___ Material supplied
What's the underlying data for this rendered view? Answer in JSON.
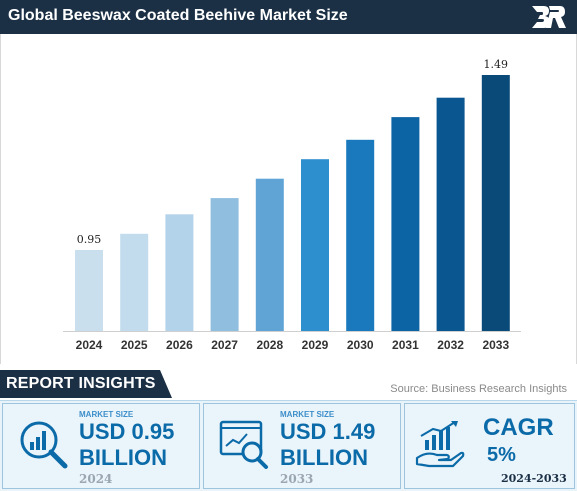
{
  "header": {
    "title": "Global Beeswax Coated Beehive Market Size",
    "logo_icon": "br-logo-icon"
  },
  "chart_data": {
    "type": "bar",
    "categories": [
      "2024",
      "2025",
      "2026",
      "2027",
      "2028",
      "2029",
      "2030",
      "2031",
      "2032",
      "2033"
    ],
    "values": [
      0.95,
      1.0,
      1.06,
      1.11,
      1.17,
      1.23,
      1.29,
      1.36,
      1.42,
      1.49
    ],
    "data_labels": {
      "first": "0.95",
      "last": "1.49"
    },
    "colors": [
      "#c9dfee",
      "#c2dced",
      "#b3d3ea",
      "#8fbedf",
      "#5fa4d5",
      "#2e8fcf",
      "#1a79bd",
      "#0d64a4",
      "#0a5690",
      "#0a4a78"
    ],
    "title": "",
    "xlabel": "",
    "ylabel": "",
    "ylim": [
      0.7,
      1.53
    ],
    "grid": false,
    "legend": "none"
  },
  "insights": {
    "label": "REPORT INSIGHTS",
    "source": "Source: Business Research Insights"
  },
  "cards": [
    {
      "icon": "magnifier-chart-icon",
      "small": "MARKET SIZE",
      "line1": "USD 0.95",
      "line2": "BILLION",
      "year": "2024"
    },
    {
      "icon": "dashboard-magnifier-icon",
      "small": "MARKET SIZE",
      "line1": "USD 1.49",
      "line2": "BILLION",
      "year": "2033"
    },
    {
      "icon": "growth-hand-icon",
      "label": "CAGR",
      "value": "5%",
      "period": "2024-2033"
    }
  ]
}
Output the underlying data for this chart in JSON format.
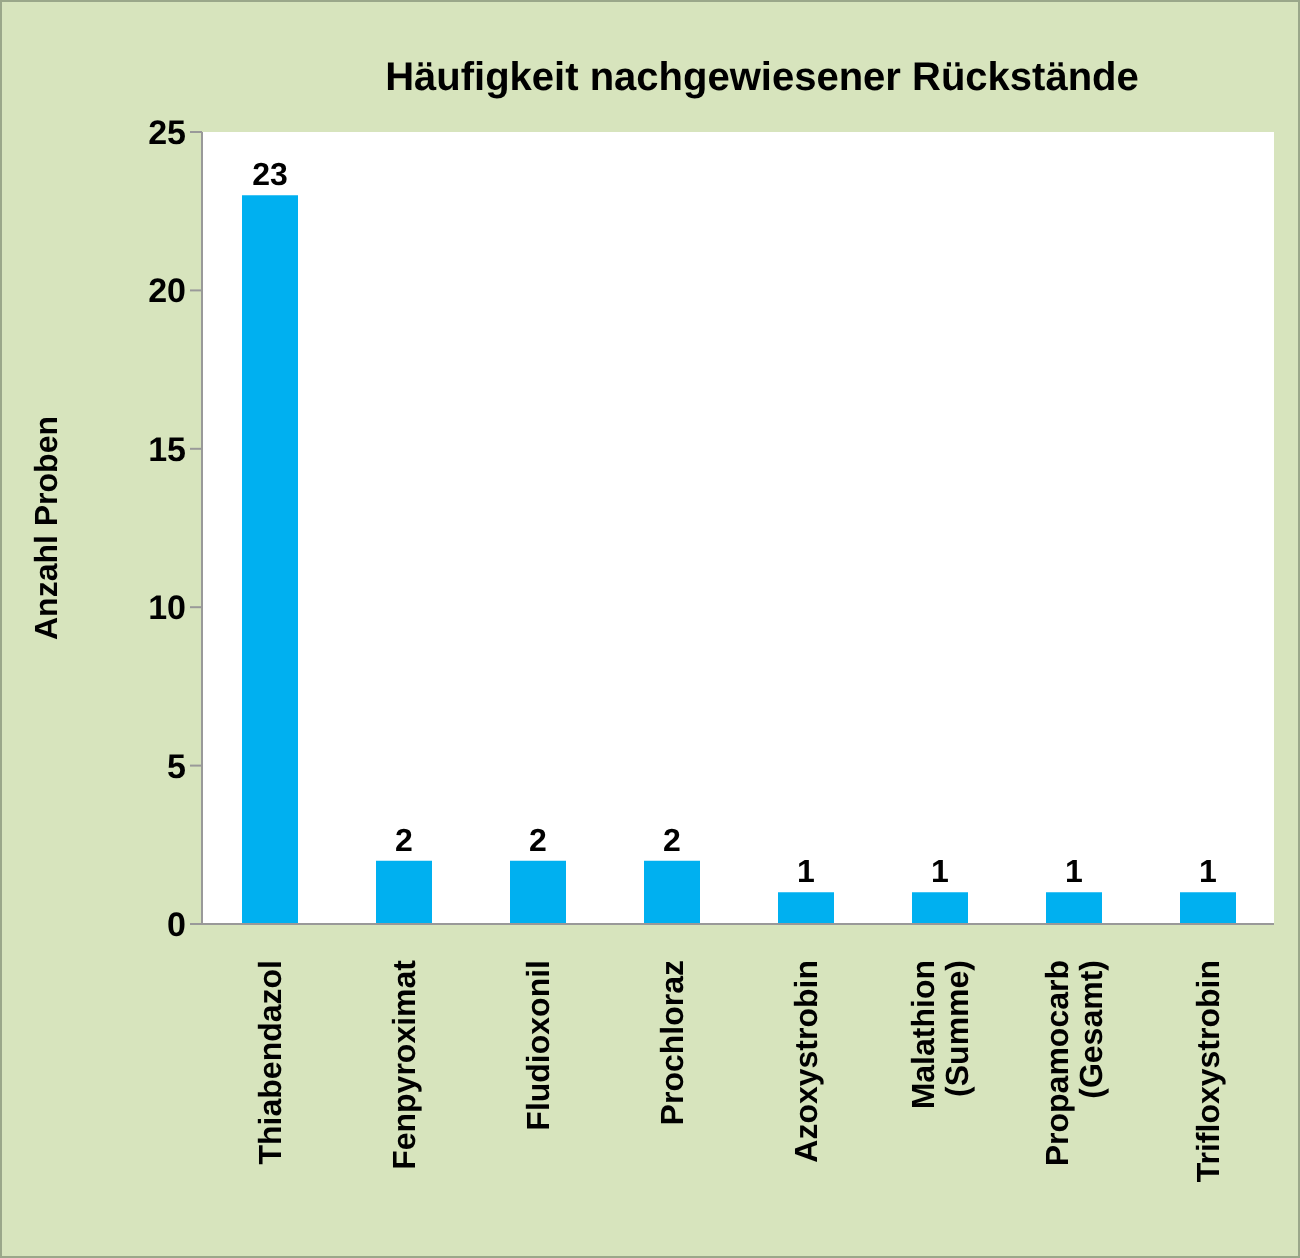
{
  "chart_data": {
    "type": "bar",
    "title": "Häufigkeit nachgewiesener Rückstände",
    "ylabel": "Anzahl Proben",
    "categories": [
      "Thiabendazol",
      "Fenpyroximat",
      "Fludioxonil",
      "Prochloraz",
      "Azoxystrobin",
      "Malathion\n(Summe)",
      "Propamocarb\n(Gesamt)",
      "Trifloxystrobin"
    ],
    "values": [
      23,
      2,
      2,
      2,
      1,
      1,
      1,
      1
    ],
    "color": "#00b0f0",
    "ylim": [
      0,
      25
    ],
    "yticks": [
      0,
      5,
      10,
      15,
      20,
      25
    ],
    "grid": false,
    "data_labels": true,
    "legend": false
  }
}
______
# Exercise:
Copy out every line of the data that includes the word "this".

# Reply to the task:
What's the underlying data for this rendered view? Answer in JSON.
Output the underlying data for this chart in JSON format.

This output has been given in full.